Dataset excerpt:
================

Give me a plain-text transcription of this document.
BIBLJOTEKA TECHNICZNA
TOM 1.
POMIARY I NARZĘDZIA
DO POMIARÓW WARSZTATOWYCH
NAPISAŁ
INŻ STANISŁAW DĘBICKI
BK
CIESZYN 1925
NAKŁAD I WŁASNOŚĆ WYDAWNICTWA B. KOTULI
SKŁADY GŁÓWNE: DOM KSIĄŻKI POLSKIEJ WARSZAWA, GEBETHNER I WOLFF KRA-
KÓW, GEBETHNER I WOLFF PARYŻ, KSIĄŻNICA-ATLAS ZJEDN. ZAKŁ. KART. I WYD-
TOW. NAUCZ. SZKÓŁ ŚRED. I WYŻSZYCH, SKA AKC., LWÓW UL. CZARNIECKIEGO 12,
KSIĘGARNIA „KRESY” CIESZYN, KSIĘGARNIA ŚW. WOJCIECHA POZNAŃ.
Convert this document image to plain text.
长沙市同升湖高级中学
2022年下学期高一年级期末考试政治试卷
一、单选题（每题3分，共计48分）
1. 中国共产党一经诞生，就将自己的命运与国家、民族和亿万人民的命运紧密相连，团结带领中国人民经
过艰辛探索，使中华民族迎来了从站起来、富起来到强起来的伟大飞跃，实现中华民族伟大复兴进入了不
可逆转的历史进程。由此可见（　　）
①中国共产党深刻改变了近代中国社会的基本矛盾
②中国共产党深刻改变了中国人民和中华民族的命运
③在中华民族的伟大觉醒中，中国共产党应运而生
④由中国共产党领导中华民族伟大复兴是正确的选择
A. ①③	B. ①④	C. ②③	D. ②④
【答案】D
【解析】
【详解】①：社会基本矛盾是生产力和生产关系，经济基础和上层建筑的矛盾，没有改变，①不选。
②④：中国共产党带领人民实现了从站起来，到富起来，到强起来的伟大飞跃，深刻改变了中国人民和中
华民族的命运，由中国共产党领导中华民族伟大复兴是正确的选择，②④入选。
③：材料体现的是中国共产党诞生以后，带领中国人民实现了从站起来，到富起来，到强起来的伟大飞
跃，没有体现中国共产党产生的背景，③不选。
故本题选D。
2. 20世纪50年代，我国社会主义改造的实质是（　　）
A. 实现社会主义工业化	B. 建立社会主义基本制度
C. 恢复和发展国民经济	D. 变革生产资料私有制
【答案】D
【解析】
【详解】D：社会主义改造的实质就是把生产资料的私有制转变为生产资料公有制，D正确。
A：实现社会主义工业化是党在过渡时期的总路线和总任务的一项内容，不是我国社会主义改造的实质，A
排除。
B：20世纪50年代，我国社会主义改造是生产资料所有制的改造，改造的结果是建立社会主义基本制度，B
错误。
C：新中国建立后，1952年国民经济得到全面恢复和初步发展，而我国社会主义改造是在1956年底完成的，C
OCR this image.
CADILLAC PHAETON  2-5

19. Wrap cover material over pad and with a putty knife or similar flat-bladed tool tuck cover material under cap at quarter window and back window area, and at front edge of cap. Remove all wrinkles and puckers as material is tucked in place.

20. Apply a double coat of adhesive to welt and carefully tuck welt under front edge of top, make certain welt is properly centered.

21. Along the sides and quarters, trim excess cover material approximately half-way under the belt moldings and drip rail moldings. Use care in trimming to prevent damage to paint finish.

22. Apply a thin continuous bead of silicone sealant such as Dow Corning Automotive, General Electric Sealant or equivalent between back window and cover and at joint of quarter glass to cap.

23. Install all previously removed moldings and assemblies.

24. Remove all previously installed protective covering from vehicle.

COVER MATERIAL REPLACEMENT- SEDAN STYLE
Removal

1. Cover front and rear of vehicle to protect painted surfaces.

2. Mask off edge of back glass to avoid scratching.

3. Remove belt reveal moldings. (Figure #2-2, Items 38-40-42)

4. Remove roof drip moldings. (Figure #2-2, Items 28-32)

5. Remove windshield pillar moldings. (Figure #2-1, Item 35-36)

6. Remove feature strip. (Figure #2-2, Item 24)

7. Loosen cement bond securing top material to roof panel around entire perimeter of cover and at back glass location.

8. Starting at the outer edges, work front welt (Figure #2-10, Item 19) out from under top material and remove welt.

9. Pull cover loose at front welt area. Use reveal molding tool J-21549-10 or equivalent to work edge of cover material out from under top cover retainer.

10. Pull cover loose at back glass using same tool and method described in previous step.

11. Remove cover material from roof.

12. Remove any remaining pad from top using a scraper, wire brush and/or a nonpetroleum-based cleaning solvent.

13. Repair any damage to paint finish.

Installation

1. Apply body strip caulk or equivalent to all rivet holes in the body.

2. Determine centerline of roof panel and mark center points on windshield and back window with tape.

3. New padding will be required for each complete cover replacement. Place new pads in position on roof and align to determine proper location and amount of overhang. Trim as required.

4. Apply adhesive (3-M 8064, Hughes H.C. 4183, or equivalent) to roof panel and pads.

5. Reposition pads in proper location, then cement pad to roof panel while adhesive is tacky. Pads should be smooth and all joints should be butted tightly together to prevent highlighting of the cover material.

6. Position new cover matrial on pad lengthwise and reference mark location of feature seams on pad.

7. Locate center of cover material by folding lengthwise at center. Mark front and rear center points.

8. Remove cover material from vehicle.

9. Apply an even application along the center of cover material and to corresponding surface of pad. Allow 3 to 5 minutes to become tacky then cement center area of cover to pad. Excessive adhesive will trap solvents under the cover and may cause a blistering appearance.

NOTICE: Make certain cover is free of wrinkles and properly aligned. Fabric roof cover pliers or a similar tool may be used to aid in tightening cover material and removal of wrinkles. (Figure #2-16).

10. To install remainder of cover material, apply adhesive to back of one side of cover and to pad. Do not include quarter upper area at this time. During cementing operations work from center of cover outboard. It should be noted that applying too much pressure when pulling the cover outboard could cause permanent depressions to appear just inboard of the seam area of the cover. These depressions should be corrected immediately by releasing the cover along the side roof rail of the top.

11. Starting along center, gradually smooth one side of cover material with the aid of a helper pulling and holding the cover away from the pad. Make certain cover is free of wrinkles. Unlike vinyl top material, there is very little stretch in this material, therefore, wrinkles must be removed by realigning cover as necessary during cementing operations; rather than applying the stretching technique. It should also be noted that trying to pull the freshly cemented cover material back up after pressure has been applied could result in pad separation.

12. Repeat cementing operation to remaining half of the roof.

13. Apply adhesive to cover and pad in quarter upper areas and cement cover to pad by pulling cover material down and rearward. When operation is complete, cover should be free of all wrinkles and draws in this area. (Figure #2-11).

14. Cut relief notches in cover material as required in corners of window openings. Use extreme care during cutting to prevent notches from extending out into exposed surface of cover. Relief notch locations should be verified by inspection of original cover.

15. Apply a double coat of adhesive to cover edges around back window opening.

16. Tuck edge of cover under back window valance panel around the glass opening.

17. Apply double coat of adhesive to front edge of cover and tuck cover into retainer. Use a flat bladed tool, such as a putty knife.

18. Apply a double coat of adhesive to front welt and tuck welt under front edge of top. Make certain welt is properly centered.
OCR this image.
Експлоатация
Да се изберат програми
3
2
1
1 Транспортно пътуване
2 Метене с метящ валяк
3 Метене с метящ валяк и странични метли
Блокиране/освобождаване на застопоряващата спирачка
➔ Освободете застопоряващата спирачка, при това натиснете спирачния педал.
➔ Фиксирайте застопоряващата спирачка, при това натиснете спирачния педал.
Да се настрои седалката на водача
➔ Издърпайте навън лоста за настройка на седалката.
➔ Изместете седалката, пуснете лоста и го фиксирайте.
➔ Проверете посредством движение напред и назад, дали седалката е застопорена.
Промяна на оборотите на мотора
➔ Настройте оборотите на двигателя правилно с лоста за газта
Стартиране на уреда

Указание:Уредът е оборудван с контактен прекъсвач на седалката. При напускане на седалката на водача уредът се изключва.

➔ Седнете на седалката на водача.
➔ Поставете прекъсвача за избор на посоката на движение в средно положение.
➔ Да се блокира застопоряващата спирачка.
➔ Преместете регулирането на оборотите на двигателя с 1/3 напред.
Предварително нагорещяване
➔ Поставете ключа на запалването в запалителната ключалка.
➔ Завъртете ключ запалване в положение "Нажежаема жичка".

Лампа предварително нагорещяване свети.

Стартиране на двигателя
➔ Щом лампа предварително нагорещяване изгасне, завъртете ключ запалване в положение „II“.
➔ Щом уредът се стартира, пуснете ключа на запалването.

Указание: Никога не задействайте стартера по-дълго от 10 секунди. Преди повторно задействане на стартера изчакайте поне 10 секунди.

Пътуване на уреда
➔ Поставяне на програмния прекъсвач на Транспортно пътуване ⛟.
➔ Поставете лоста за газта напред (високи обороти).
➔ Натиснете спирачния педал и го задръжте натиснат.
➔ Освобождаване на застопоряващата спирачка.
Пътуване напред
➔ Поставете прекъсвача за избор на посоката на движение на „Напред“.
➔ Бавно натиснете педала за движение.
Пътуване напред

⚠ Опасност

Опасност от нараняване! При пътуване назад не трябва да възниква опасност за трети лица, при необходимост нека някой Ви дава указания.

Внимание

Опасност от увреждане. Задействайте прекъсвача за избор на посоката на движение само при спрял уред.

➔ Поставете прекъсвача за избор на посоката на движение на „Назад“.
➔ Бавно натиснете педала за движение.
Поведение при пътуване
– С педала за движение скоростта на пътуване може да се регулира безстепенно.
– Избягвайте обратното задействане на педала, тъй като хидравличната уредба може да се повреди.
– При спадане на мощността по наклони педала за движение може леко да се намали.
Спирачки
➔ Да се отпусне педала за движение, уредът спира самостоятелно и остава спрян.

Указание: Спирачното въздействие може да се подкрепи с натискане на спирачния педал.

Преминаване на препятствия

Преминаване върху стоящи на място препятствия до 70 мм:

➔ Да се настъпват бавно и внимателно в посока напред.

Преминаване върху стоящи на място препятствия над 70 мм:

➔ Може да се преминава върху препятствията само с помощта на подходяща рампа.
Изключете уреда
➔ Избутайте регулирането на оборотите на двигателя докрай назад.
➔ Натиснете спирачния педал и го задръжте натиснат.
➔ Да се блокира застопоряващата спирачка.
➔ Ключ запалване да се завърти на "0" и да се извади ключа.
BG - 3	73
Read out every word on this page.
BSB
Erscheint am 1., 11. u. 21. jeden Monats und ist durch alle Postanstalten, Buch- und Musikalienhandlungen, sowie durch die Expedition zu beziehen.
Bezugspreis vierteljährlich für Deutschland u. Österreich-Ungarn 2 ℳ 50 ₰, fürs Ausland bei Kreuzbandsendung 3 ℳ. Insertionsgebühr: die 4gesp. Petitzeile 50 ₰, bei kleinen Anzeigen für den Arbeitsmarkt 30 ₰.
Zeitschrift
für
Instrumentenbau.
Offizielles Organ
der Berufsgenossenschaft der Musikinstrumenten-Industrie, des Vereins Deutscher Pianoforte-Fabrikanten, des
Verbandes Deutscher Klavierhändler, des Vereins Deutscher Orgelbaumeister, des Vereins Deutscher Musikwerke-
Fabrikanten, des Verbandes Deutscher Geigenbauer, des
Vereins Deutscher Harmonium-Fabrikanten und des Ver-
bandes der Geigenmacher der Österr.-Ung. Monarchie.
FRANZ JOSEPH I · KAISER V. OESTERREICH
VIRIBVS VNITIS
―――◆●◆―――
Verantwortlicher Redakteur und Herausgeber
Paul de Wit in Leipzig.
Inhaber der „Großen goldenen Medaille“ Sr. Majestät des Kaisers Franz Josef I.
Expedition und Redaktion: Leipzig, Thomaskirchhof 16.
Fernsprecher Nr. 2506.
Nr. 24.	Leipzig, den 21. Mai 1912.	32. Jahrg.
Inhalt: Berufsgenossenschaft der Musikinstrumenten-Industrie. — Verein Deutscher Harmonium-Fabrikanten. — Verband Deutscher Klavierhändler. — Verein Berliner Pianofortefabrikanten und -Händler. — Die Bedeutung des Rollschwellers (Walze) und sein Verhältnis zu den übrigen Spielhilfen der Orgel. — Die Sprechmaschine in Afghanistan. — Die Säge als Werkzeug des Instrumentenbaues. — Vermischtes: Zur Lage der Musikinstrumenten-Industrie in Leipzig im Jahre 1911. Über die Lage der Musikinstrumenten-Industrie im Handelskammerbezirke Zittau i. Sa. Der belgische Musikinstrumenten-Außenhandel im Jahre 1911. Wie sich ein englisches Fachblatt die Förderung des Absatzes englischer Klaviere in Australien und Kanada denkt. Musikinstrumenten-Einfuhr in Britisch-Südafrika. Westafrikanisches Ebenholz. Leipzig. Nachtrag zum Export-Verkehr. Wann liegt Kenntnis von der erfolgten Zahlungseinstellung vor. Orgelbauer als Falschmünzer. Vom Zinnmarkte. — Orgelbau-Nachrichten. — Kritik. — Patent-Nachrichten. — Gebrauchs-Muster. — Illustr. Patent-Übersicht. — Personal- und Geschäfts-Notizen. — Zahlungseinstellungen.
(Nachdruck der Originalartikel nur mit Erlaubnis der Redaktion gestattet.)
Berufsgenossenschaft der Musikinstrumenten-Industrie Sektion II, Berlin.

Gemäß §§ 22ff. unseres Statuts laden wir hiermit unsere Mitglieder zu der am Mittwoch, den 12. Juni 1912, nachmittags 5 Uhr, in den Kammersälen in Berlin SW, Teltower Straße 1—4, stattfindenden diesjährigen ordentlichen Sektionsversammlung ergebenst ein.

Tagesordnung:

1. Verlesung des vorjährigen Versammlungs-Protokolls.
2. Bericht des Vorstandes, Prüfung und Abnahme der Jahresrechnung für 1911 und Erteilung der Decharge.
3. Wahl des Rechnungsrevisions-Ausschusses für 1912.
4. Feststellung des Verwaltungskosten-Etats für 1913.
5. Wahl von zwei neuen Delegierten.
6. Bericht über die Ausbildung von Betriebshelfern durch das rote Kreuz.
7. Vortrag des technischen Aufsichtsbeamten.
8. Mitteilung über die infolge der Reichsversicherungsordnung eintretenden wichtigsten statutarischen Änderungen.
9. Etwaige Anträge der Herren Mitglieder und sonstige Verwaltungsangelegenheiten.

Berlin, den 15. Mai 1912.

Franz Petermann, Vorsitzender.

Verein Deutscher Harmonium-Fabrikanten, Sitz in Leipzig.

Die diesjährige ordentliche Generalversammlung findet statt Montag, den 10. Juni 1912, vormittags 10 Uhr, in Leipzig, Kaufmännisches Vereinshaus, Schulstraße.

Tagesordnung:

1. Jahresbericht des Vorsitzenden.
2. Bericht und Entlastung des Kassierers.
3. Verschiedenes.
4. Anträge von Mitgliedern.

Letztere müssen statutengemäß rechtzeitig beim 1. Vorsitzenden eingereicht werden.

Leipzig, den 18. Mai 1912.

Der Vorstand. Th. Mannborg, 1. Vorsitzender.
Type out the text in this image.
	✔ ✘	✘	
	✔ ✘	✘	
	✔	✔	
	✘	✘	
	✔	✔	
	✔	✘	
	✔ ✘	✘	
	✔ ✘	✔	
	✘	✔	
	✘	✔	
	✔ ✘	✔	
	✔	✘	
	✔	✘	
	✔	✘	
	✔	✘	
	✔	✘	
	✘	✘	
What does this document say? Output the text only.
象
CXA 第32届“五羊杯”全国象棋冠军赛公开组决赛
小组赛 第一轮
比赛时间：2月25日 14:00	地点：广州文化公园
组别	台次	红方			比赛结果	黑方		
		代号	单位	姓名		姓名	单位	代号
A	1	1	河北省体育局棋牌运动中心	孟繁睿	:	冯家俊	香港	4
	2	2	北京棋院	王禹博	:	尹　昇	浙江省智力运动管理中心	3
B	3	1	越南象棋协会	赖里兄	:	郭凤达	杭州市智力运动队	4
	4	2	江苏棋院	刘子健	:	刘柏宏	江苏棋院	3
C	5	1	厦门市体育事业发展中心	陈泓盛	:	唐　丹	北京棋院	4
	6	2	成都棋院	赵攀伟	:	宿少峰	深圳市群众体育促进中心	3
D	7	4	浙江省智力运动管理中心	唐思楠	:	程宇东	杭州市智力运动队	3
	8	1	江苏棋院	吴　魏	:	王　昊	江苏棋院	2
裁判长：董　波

================

● **REQUEST**
Which lines include the word "регулирането"? List them all.

● **EXERCISE RESPONSE**
➔ Преместете регулирането на оборотите на двигателя с 1/3 напред.
➔ Избутайте регулирането на оборотите на двигателя докрай назад.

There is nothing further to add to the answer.